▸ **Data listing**
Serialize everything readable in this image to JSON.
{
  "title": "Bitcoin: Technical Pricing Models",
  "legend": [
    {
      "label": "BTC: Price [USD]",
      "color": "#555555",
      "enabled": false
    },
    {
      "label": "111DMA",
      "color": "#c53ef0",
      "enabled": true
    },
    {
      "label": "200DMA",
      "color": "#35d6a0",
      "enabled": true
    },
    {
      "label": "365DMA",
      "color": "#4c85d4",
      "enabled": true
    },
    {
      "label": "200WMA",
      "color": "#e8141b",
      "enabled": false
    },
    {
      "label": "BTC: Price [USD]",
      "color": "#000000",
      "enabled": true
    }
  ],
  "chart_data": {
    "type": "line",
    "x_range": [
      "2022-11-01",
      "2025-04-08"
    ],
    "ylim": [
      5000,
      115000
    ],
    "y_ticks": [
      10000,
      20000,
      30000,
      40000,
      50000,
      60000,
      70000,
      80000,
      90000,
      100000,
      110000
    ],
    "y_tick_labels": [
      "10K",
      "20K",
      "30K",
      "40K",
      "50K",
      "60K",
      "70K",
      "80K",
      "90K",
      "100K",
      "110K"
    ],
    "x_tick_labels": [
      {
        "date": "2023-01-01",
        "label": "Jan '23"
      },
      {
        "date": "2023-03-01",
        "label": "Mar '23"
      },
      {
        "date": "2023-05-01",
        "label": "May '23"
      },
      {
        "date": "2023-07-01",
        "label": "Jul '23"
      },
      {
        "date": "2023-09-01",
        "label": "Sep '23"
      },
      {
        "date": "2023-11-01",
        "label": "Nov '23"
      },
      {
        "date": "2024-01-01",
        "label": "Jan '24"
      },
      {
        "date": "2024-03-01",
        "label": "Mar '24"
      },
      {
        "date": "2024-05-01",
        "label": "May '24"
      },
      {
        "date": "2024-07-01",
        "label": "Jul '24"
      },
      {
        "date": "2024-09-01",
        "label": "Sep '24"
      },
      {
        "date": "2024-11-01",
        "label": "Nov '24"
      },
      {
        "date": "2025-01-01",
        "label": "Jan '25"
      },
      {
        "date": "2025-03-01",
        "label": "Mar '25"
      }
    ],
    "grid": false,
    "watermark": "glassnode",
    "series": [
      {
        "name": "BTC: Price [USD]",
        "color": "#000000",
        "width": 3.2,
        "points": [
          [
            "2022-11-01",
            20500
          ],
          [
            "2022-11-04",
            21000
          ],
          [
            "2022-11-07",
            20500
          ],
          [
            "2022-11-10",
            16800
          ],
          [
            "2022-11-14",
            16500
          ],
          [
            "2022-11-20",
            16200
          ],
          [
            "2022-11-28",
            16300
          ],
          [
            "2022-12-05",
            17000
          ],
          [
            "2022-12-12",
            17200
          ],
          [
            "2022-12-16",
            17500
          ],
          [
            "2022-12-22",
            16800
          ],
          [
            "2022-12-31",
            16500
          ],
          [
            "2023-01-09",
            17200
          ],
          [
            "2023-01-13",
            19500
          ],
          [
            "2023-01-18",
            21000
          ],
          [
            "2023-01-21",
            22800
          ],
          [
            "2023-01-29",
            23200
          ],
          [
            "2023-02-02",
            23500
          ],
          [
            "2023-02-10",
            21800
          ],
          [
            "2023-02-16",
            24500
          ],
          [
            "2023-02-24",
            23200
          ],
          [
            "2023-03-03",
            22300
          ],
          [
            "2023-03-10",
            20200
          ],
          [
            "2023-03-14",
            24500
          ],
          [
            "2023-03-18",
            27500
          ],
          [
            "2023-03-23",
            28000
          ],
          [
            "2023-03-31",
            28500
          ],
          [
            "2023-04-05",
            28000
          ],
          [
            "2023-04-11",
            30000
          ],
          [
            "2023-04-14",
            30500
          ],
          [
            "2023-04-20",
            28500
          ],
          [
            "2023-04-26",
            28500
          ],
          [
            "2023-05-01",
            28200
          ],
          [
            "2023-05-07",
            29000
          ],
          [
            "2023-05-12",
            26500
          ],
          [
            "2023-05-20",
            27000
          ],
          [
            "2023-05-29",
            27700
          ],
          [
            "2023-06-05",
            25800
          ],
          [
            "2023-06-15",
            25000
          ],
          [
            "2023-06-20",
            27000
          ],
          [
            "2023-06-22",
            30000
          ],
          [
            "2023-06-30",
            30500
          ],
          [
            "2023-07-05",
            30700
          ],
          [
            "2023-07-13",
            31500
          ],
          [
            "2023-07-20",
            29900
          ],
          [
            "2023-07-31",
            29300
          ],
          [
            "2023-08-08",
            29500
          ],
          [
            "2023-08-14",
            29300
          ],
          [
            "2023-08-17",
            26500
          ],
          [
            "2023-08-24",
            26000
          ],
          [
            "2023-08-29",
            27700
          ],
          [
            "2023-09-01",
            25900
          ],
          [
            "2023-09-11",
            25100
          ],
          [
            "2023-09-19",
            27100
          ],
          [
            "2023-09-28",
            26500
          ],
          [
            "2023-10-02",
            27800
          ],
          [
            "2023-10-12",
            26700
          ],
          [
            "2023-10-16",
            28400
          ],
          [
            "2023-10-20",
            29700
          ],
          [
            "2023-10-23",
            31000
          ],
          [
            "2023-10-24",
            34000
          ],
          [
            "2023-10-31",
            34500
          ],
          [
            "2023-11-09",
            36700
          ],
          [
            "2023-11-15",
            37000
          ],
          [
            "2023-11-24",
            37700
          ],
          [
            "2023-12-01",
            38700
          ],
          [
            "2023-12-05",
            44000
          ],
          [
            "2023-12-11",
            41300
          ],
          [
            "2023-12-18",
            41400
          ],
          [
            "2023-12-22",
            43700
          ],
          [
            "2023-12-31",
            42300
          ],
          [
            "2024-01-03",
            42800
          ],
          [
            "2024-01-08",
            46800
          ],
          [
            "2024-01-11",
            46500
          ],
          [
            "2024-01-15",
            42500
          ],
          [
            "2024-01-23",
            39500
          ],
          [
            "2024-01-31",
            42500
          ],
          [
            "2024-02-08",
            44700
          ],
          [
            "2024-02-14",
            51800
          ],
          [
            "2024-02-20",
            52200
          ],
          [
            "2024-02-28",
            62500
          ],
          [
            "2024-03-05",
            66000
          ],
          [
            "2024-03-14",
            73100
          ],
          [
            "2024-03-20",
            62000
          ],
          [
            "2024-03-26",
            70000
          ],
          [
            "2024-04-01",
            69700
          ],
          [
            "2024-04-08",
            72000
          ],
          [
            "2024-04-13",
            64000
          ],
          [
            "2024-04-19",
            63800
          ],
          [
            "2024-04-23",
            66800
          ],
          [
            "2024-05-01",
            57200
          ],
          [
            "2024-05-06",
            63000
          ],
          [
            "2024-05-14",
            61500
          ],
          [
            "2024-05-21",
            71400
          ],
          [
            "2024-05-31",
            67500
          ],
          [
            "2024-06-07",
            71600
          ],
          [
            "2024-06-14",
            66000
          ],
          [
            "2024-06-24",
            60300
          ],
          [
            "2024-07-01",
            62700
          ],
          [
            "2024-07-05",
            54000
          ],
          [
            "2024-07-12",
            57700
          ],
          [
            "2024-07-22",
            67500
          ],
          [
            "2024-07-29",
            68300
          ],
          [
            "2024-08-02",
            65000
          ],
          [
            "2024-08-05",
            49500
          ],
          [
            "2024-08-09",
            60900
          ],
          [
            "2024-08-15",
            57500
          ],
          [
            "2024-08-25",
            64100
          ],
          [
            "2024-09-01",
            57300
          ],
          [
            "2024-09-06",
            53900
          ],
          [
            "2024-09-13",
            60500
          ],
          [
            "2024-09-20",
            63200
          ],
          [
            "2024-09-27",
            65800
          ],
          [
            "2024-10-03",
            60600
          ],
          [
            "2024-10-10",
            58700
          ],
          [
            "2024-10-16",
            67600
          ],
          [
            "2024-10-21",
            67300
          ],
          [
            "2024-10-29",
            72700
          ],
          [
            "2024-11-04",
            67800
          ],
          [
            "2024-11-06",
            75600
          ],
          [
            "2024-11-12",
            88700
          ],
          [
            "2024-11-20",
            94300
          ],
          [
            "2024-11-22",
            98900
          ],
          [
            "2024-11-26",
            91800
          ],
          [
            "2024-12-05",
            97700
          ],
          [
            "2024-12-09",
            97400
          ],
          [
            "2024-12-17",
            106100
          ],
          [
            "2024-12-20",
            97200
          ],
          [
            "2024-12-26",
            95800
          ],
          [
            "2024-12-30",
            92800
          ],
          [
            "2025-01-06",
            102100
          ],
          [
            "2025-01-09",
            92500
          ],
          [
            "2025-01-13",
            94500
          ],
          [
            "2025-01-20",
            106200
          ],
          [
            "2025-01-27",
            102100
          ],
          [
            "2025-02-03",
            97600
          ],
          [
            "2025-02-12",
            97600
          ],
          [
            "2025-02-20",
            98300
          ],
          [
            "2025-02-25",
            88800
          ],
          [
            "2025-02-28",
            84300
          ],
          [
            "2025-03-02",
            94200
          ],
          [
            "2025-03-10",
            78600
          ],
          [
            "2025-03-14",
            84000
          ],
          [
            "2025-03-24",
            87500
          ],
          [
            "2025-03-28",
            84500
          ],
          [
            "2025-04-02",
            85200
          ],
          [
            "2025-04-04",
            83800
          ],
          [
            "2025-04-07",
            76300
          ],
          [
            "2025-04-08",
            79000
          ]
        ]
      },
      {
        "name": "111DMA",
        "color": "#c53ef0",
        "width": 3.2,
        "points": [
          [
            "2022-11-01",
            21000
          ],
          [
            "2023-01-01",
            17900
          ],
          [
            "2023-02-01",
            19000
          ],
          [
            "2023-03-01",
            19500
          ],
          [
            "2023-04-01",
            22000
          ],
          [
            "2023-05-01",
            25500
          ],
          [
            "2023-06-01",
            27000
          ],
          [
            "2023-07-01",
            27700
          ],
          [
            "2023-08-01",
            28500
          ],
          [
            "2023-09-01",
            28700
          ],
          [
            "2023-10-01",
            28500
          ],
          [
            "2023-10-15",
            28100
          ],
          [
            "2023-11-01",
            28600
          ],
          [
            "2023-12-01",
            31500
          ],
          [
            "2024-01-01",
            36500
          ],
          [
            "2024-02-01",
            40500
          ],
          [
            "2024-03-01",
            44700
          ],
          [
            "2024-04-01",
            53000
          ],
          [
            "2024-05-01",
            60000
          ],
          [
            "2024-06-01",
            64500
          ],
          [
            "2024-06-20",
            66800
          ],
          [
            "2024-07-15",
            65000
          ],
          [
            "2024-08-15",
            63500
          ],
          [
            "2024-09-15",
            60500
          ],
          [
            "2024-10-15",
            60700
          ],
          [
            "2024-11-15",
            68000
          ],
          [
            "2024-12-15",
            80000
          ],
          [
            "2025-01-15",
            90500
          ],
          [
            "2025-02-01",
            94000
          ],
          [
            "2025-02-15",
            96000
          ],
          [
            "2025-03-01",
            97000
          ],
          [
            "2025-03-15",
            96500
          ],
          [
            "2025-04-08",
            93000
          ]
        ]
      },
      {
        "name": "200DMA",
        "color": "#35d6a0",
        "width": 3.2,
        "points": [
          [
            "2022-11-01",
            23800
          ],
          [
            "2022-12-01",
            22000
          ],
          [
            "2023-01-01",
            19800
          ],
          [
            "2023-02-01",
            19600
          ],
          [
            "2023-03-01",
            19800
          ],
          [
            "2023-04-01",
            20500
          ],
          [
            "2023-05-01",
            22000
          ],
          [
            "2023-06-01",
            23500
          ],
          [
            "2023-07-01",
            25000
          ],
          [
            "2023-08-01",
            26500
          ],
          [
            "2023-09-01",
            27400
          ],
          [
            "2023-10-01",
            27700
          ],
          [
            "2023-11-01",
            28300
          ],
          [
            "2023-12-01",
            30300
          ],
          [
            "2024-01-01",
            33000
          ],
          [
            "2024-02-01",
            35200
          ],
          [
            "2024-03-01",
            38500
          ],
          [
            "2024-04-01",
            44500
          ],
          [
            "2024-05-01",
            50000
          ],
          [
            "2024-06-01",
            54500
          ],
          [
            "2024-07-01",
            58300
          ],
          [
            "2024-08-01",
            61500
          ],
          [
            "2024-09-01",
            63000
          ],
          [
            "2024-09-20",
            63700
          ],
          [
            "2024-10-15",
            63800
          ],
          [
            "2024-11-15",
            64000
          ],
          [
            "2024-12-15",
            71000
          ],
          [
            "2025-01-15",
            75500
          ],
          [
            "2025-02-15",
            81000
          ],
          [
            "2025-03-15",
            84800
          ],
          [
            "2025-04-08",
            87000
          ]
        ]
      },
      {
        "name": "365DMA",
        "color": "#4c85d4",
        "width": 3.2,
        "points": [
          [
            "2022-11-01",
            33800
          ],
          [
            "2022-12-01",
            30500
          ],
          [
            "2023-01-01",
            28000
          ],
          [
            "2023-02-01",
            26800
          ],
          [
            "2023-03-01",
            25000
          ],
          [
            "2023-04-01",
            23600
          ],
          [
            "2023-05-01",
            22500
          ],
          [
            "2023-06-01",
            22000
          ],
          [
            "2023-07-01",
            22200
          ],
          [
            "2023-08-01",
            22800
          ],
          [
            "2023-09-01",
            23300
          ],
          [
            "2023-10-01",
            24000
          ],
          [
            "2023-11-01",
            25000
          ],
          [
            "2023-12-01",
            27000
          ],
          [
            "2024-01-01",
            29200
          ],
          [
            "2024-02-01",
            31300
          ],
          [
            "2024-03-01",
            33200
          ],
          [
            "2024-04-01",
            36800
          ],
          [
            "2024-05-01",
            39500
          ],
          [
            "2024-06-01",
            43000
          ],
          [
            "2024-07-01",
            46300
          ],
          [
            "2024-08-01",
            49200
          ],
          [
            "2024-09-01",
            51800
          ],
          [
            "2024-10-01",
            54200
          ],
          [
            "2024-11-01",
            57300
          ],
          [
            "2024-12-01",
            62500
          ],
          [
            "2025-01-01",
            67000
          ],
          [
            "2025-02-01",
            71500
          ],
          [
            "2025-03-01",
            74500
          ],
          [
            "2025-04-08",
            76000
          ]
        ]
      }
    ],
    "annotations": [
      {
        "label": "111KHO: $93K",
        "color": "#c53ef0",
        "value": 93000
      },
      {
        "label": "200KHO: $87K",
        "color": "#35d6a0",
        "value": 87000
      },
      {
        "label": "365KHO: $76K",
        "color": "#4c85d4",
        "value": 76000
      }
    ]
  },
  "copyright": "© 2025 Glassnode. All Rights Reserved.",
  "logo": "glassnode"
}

▸ **Task directions**
Of the lines above, copy each that contains "name".

▸ **Response for this exercise**
        "name": "BTC: Price [USD]",
        "name": "111DMA",
        "name": "200DMA",
        "name": "365DMA",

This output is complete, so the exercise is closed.